**DATA SHOWN:**
------------------------------

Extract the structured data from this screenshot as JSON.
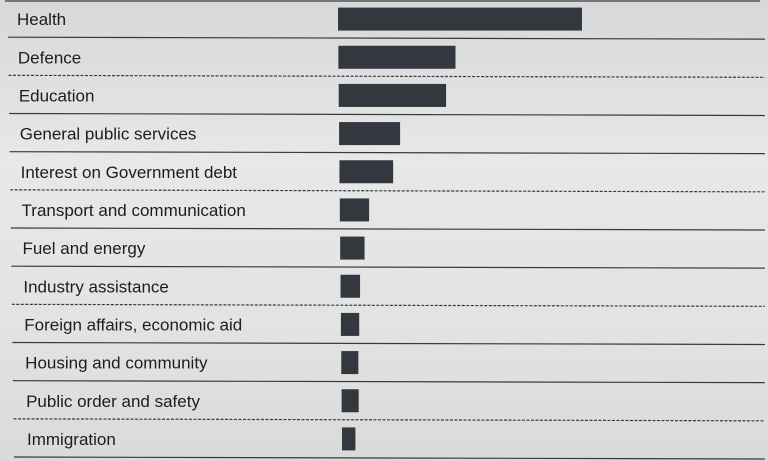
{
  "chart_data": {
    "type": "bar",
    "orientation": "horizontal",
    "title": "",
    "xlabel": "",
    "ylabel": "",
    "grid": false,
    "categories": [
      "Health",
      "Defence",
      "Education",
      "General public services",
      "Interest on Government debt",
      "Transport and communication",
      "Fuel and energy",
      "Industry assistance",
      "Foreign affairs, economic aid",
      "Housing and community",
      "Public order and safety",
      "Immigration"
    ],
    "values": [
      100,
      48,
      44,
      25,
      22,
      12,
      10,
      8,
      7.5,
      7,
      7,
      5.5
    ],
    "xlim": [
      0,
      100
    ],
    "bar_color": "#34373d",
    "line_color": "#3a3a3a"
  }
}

------------------------------

**EXERCISE BRIEF:** Repeat the data exactly, excluding the pictures.

**SOLUTION FOR THIS PROBLEM:**
Extract the structured data from this screenshot as JSON.
{
  "chart_data": {
    "type": "bar",
    "orientation": "horizontal",
    "title": "",
    "xlabel": "",
    "ylabel": "",
    "grid": false,
    "categories": [
      "Health",
      "Defence",
      "Education",
      "General public services",
      "Interest on Government debt",
      "Transport and communication",
      "Fuel and energy",
      "Industry assistance",
      "Foreign affairs, economic aid",
      "Housing and community",
      "Public order and safety",
      "Immigration"
    ],
    "values": [
      100,
      48,
      44,
      25,
      22,
      12,
      10,
      8,
      7.5,
      7,
      7,
      5.5
    ],
    "xlim": [
      0,
      100
    ],
    "bar_color": "#34373d",
    "line_color": "#3a3a3a"
  }
}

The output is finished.